* **SHORT TASK**
Can you copy out the data exactly? Leave the images out.
-- START INPUT MATERIAL --
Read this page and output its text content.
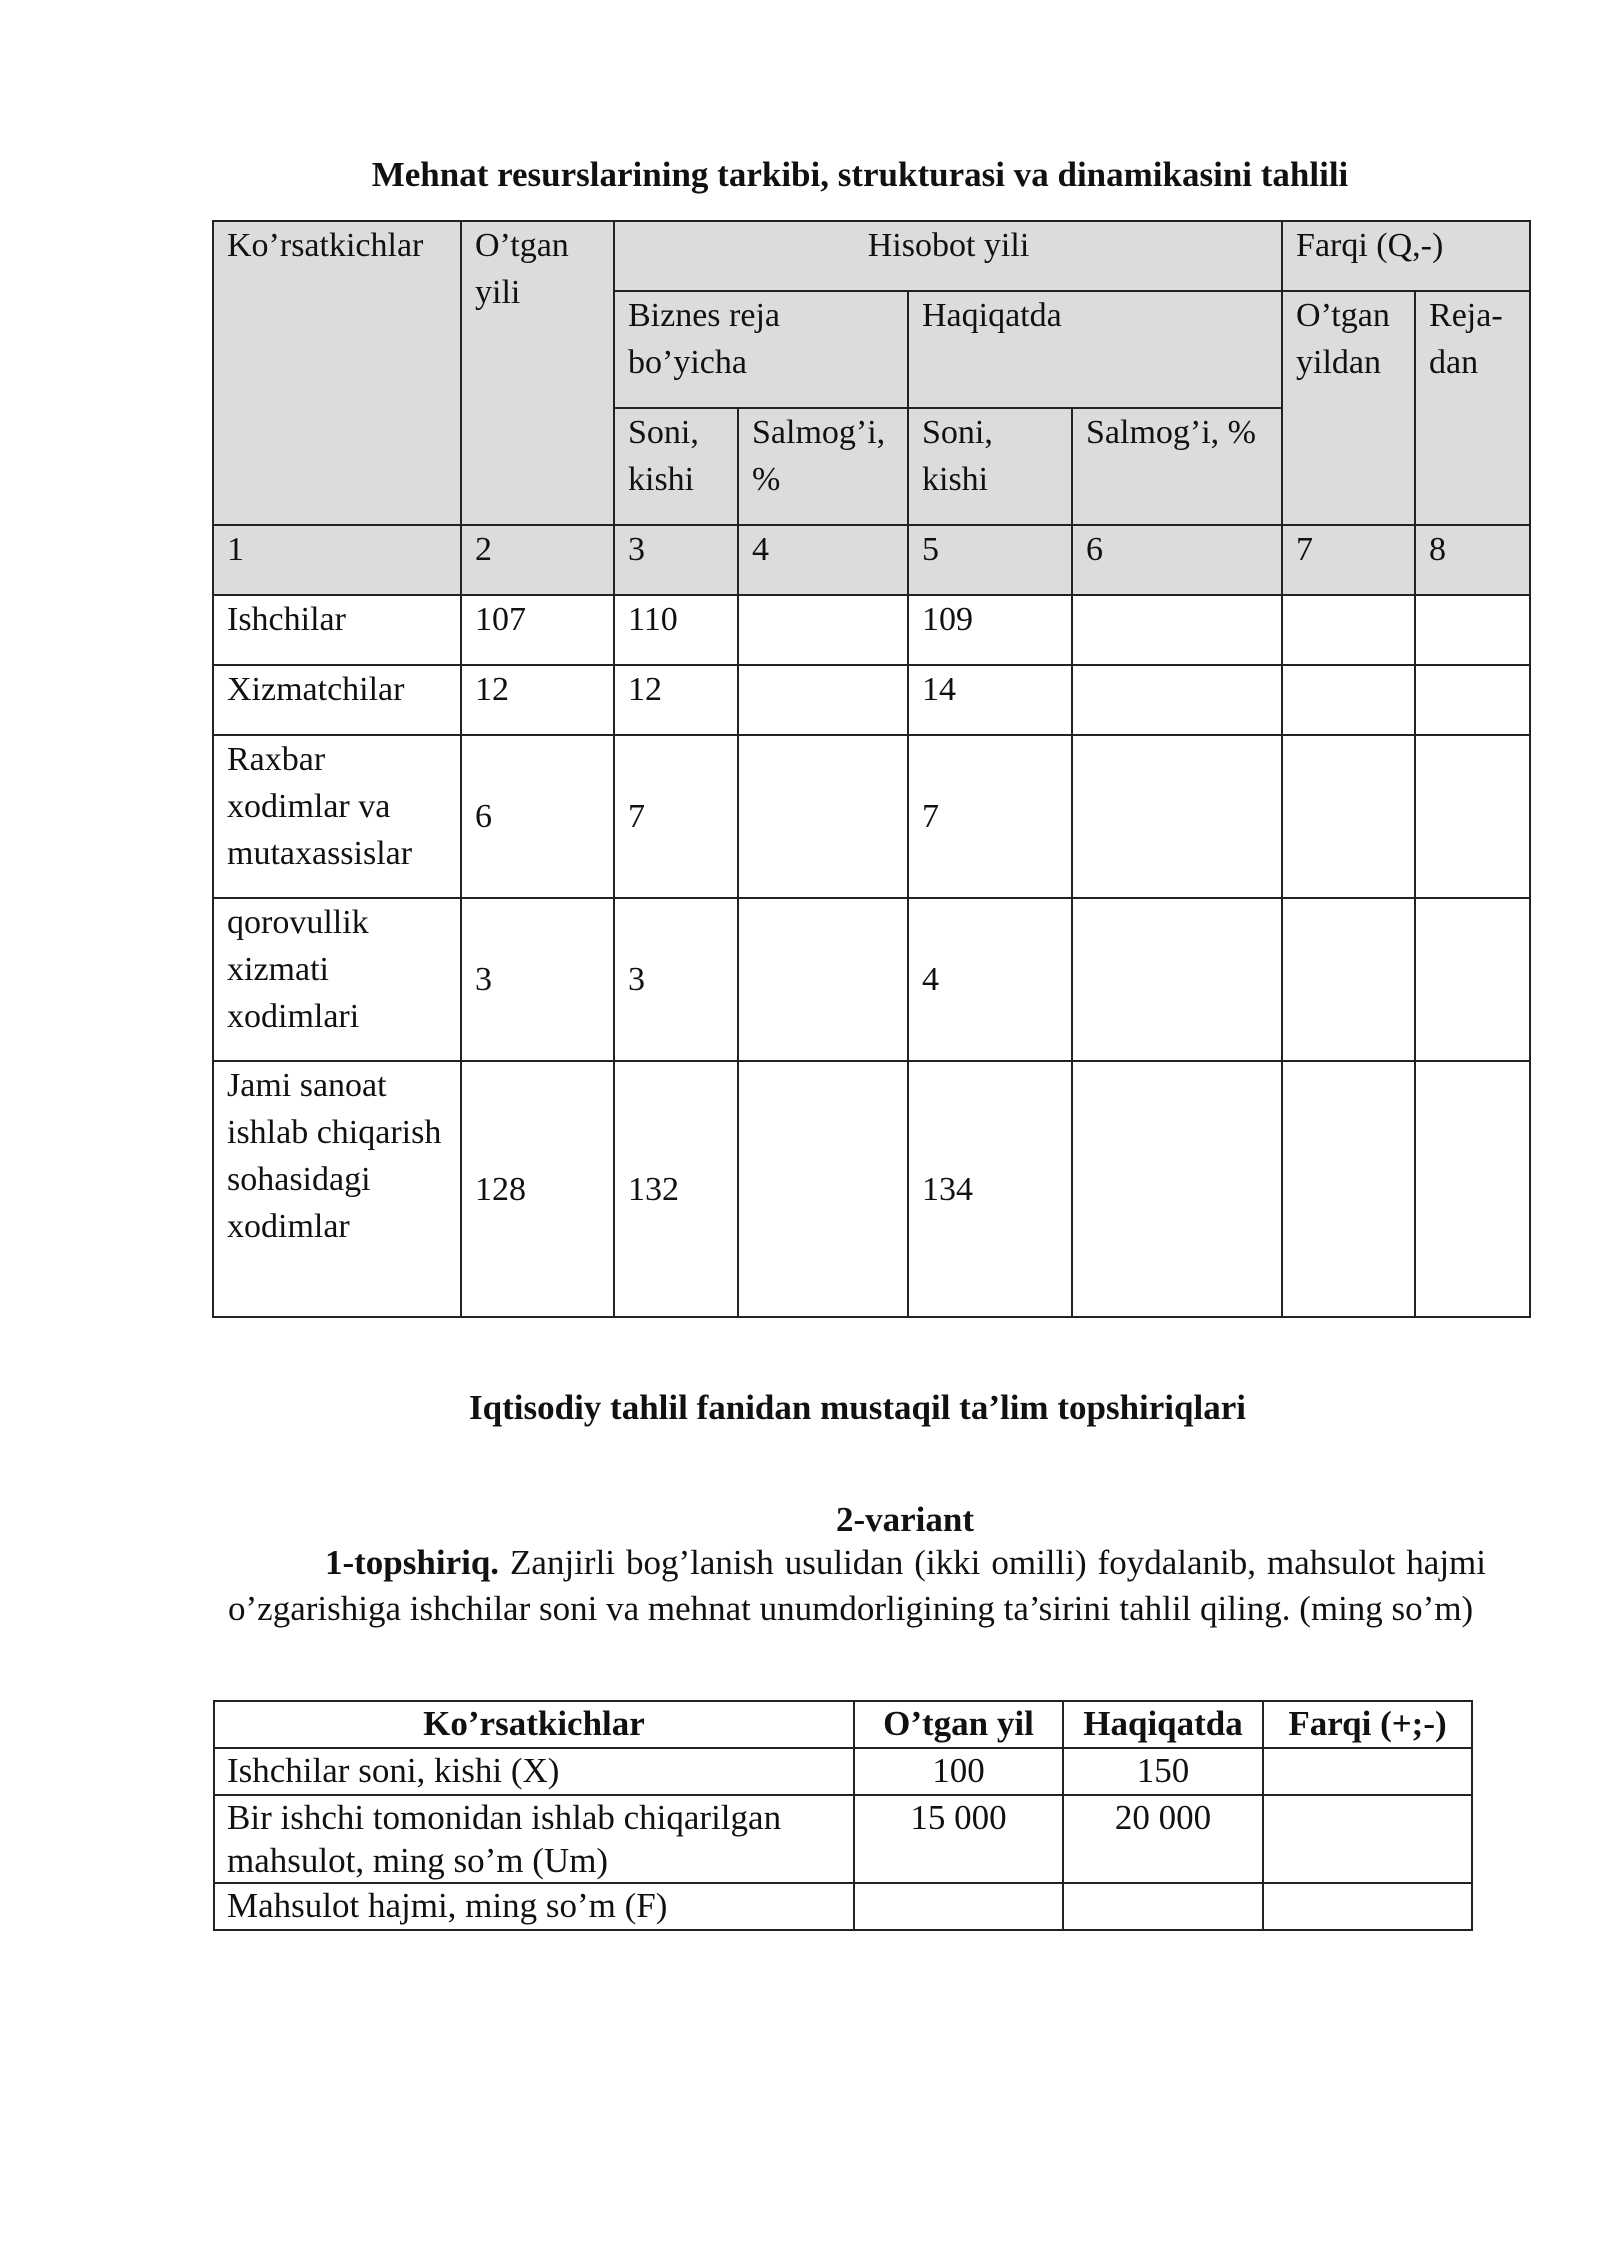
Mehnat resurslarining tarkibi, strukturasi va dinamikasini tahlili
Ko’rsatkichlar	O’tgan yili	Hisobot yili				Farqi (Q,-)	
		Biznes reja bo’yicha		Haqiqatda		O’tgan yildan	Reja-dan
		Soni, kishi	Salmog’i, %	Soni, kishi	Salmog’i, %		
1	2	3	4	5	6	7	8
Ishchilar	107	110		109			
Xizmatchilar	12	12		14			
Raxbar xodimlar va mutaxassislar	6	7		7			
qorovullik xizmati xodimlari	3	3		4			
Jami sanoat ishlab chiqarish sohasidagi xodimlar	128	132		134			
Iqtisodiy tahlil fanidan mustaqil ta’lim topshiriqlari
2-variant

1-topshiriq. Zanjirli bog’lanish usulidan (ikki omilli) foydalanib, mahsulot hajmi o’zgarishiga ishchilar soni va mehnat unumdorligining ta’sirini tahlil qiling. (ming so’m)

Ko’rsatkichlar	O’tgan yil	Haqiqatda	Farqi (+;-)
Ishchilar soni, kishi (X)	100	150	
Bir ishchi tomonidan ishlab chiqarilgan mahsulot, ming so’m (Um)	15 000	20 000	
Mahsulot hajmi, ming so’m (F)			
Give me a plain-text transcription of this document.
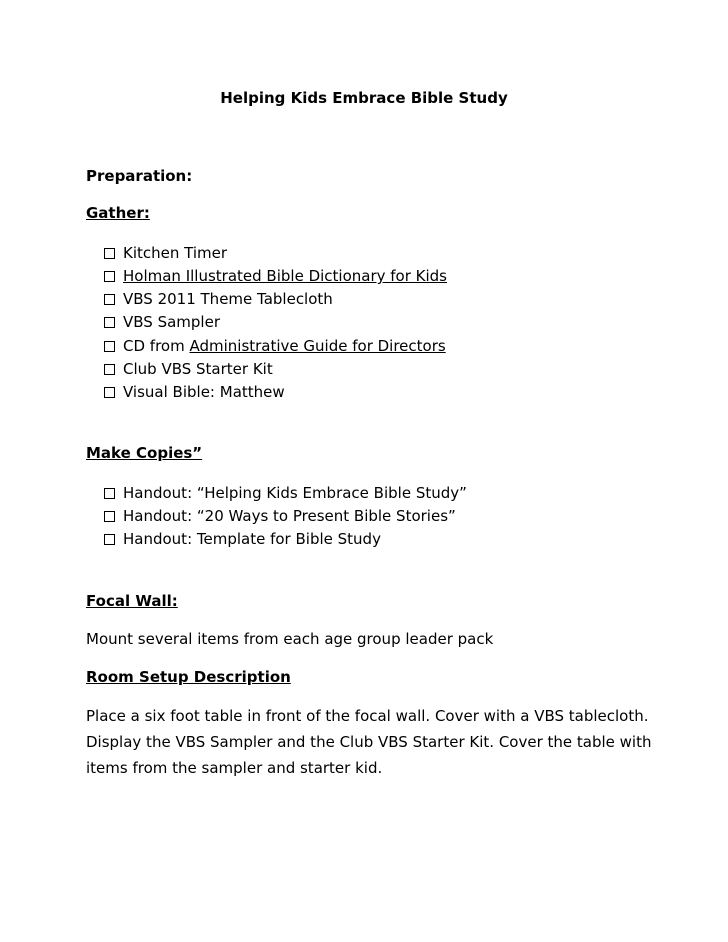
Helping Kids Embrace Bible Study
Preparation:
Gather:
Kitchen Timer
Holman Illustrated Bible Dictionary for Kids
VBS 2011 Theme Tablecloth
VBS Sampler
CD from Administrative Guide for Directors
Club VBS Starter Kit
Visual Bible: Matthew
Make Copies”
Handout: “Helping Kids Embrace Bible Study”
Handout: “20 Ways to Present Bible Stories”
Handout: Template for Bible Study
Focal Wall:
Mount several items from each age group leader pack
Room Setup Description
Place a six foot table in front of the focal wall. Cover with a VBS tablecloth. Display the VBS Sampler and the Club VBS Starter Kit. Cover the table with items from the sampler and starter kid.
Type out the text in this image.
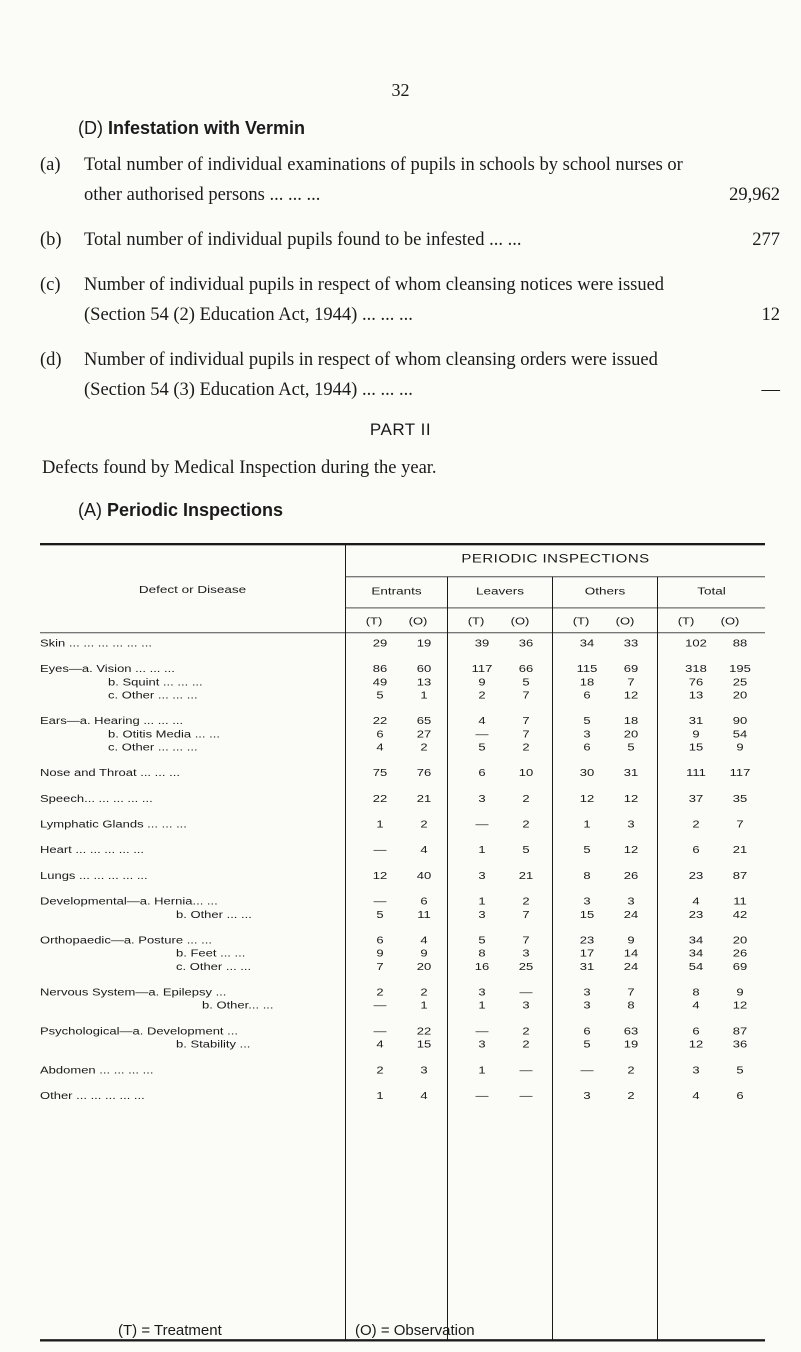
32
(D) Infestation with Vermin
(a) Total number of individual examinations of pupils in schools by school nurses or other authorised persons ... ... ...	29,962
(b) Total number of individual pupils found to be infested ... ...	277
(c) Number of individual pupils in respect of whom cleansing notices were issued (Section 54 (2) Education Act, 1944) ... ... ...	12
(d) Number of individual pupils in respect of whom cleansing orders were issued (Section 54 (3) Education Act, 1944) ... ... ...	—
PART II
Defects found by Medical Inspection during the year.
(A) Periodic Inspections
Defect or Disease
PERIODIC INSPECTIONS
Entrants
(T)	(O)
Leavers
(T)	(O)
Others
(T)	(O)
Total
(T)	(O)
Skin ... ... ... ... ... ...	29	19	39	36	34	33	102	88
Eyes—a. Vision ... ... ...	86	60	117	66	115	69	318	195
b. Squint ... ... ...	49	13	9	5	18	7	76	25
c. Other ... ... ...	5	1	2	7	6	12	13	20
Ears—a. Hearing ... ... ...	22	65	4	7	5	18	31	90
b. Otitis Media ... ...	6	27	—	7	3	20	9	54
c. Other ... ... ...	4	2	5	2	6	5	15	9
Nose and Throat ... ... ...	75	76	6	10	30	31	111	117
Speech... ... ... ... ...	22	21	3	2	12	12	37	35
Lymphatic Glands ... ... ...	1	2	—	2	1	3	2	7
Heart ... ... ... ... ...	—	4	1	5	5	12	6	21
Lungs ... ... ... ... ...	12	40	3	21	8	26	23	87
Developmental—a. Hernia... ...	—	6	1	2	3	3	4	11
b. Other ... ...	5	11	3	7	15	24	23	42
Orthopaedic—a. Posture ... ...	6	4	5	7	23	9	34	20
b. Feet ... ...	9	9	8	3	17	14	34	26
c. Other ... ...	7	20	16	25	31	24	54	69
Nervous System—a. Epilepsy ...	2	2	3	—	3	7	8	9
b. Other... ...	—	1	1	3	3	8	4	12
Psychological—a. Development ...	—	22	—	2	6	63	6	87
b. Stability ...	4	15	3	2	5	19	12	36
Abdomen ... ... ... ...	2	3	1	—	—	2	3	5
Other ... ... ... ... ...	1	4	—	—	3	2	4	6
(T) = Treatment	(O) = Observation
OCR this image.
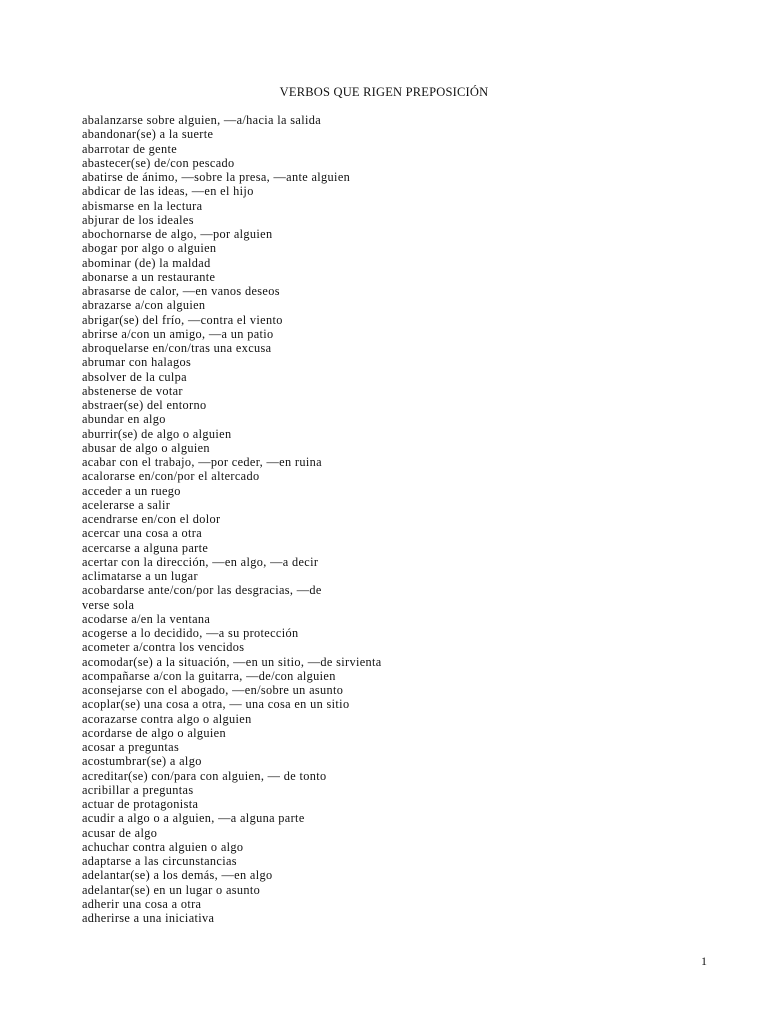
VERBOS QUE RIGEN PREPOSICIÓN
abalanzarse sobre alguien, —a/hacia la salida
abandonar(se) a la suerte
abarrotar de gente
abastecer(se) de/con pescado
abatirse de ánimo, —sobre la presa, —ante alguien
abdicar de las ideas, —en el hijo
abismarse en la lectura
abjurar de los ideales
abochornarse de algo, —por alguien
abogar por algo o alguien
abominar (de) la maldad
abonarse a un restaurante
abrasarse de calor, —en vanos deseos
abrazarse a/con alguien
abrigar(se) del frío, —contra el viento
abrirse a/con un amigo, —a un patio
abroquelarse en/con/tras una excusa
abrumar con halagos
absolver de la culpa
abstenerse de votar
abstraer(se) del entorno
abundar en algo
aburrir(se) de algo o alguien
abusar de algo o alguien
acabar con el trabajo, —por ceder, —en ruina
acalorarse en/con/por el altercado
acceder a un ruego
acelerarse a salir
acendrarse en/con el dolor
acercar una cosa a otra
acercarse a alguna parte
acertar con la dirección, —en algo, —a decir
aclimatarse a un lugar
acobardarse ante/con/por las desgracias, —de
verse sola
acodarse a/en la ventana
acogerse a lo decidido, —a su protección
acometer a/contra los vencidos
acomodar(se) a la situación, —en un sitio, —de sirvienta
acompañarse a/con la guitarra, —de/con alguien
aconsejarse con el abogado, —en/sobre un asunto
acoplar(se) una cosa a otra, — una cosa en un sitio
acorazarse contra algo o alguien
acordarse de algo o alguien
acosar a preguntas
acostumbrar(se) a algo
acreditar(se) con/para con alguien, — de tonto
acribillar a preguntas
actuar de protagonista
acudir a algo o a alguien, —a alguna parte
acusar de algo
achuchar contra alguien o algo
adaptarse a las circunstancias
adelantar(se) a los demás, —en algo
adelantar(se) en un lugar o asunto
adherir una cosa a otra
adherirse a una iniciativa
1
-- END INPUT MATERIAL --
* **TASK RESPONSE**
Read this page and output its text content.
Mehnat resurslarining tarkibi, strukturasi va dinamikasini tahlili
Ko’rsatkichlar	O’tgan yili	Hisobot yili				Farqi (Q,-)	
		Biznes reja bo’yicha		Haqiqatda		O’tgan yildan	Reja-dan
		Soni, kishi	Salmog’i, %	Soni, kishi	Salmog’i, %		
1	2	3	4	5	6	7	8
Ishchilar	107	110		109			
Xizmatchilar	12	12		14			
Raxbar xodimlar va mutaxassislar	6	7		7			
qorovullik xizmati xodimlari	3	3		4			
Jami sanoat ishlab chiqarish sohasidagi xodimlar	128	132		134			
Iqtisodiy tahlil fanidan mustaqil ta’lim topshiriqlari
2-variant

1-topshiriq. Zanjirli bog’lanish usulidan (ikki omilli) foydalanib, mahsulot hajmi o’zgarishiga ishchilar soni va mehnat unumdorligining ta’sirini tahlil qiling. (ming so’m)

Ko’rsatkichlar	O’tgan yil	Haqiqatda	Farqi (+;-)
Ishchilar soni, kishi (X)	100	150	
Bir ishchi tomonidan ishlab chiqarilgan mahsulot, ming so’m (Um)	15 000	20 000	
Mahsulot hajmi, ming so’m (F)			
Give me a plain-text transcription of this document.
Helping Kids Embrace Bible Study
Preparation:
Gather:
Kitchen Timer
Holman Illustrated Bible Dictionary for Kids
VBS 2011 Theme Tablecloth
VBS Sampler
CD from Administrative Guide for Directors
Club VBS Starter Kit
Visual Bible: Matthew
Make Copies”
Handout: “Helping Kids Embrace Bible Study”
Handout: “20 Ways to Present Bible Stories”
Handout: Template for Bible Study
Focal Wall:
Mount several items from each age group leader pack
Room Setup Description
Place a six foot table in front of the focal wall. Cover with a VBS tablecloth. Display the VBS Sampler and the Club VBS Starter Kit. Cover the table with items from the sampler and starter kid.
Type out the text in this image.
32
(D) Infestation with Vermin
(a) Total number of individual examinations of pupils in schools by school nurses or other authorised persons ... ... ...	29,962
(b) Total number of individual pupils found to be infested ... ...	277
(c) Number of individual pupils in respect of whom cleansing notices were issued (Section 54 (2) Education Act, 1944) ... ... ...	12
(d) Number of individual pupils in respect of whom cleansing orders were issued (Section 54 (3) Education Act, 1944) ... ... ...	—
PART II
Defects found by Medical Inspection during the year.
(A) Periodic Inspections
Defect or Disease
PERIODIC INSPECTIONS
Entrants
(T)	(O)
Leavers
(T)	(O)
Others
(T)	(O)
Total
(T)	(O)
Skin ... ... ... ... ... ...	29	19	39	36	34	33	102	88
Eyes—a. Vision ... ... ...	86	60	117	66	115	69	318	195
b. Squint ... ... ...	49	13	9	5	18	7	76	25
c. Other ... ... ...	5	1	2	7	6	12	13	20
Ears—a. Hearing ... ... ...	22	65	4	7	5	18	31	90
b. Otitis Media ... ...	6	27	—	7	3	20	9	54
c. Other ... ... ...	4	2	5	2	6	5	15	9
Nose and Throat ... ... ...	75	76	6	10	30	31	111	117
Speech... ... ... ... ...	22	21	3	2	12	12	37	35
Lymphatic Glands ... ... ...	1	2	—	2	1	3	2	7
Heart ... ... ... ... ...	—	4	1	5	5	12	6	21
Lungs ... ... ... ... ...	12	40	3	21	8	26	23	87
Developmental—a. Hernia... ...	—	6	1	2	3	3	4	11
b. Other ... ...	5	11	3	7	15	24	23	42
Orthopaedic—a. Posture ... ...	6	4	5	7	23	9	34	20
b. Feet ... ...	9	9	8	3	17	14	34	26
c. Other ... ...	7	20	16	25	31	24	54	69
Nervous System—a. Epilepsy ...	2	2	3	—	3	7	8	9
b. Other... ...	—	1	1	3	3	8	4	12
Psychological—a. Development ...	—	22	—	2	6	63	6	87
b. Stability ...	4	15	3	2	5	19	12	36
Abdomen ... ... ... ...	2	3	1	—	—	2	3	5
Other ... ... ... ... ...	1	4	—	—	3	2	4	6
(T) = Treatment	(O) = Observation
OCR this image.
VERBOS QUE RIGEN PREPOSICIÓN
abalanzarse sobre alguien, —a/hacia la salida
abandonar(se) a la suerte
abarrotar de gente
abastecer(se) de/con pescado
abatirse de ánimo, —sobre la presa, —ante alguien
abdicar de las ideas, —en el hijo
abismarse en la lectura
abjurar de los ideales
abochornarse de algo, —por alguien
abogar por algo o alguien
abominar (de) la maldad
abonarse a un restaurante
abrasarse de calor, —en vanos deseos
abrazarse a/con alguien
abrigar(se) del frío, —contra el viento
abrirse a/con un amigo, —a un patio
abroquelarse en/con/tras una excusa
abrumar con halagos
absolver de la culpa
abstenerse de votar
abstraer(se) del entorno
abundar en algo
aburrir(se) de algo o alguien
abusar de algo o alguien
acabar con el trabajo, —por ceder, —en ruina
acalorarse en/con/por el altercado
acceder a un ruego
acelerarse a salir
acendrarse en/con el dolor
acercar una cosa a otra
acercarse a alguna parte
acertar con la dirección, —en algo, —a decir
aclimatarse a un lugar
acobardarse ante/con/por las desgracias, —de
verse sola
acodarse a/en la ventana
acogerse a lo decidido, —a su protección
acometer a/contra los vencidos
acomodar(se) a la situación, —en un sitio, —de sirvienta
acompañarse a/con la guitarra, —de/con alguien
aconsejarse con el abogado, —en/sobre un asunto
acoplar(se) una cosa a otra, — una cosa en un sitio
acorazarse contra algo o alguien
acordarse de algo o alguien
acosar a preguntas
acostumbrar(se) a algo
acreditar(se) con/para con alguien, — de tonto
acribillar a preguntas
actuar de protagonista
acudir a algo o a alguien, —a alguna parte
acusar de algo
achuchar contra alguien o algo
adaptarse a las circunstancias
adelantar(se) a los demás, —en algo
adelantar(se) en un lugar o asunto
adherir una cosa a otra
adherirse a una iniciativa
1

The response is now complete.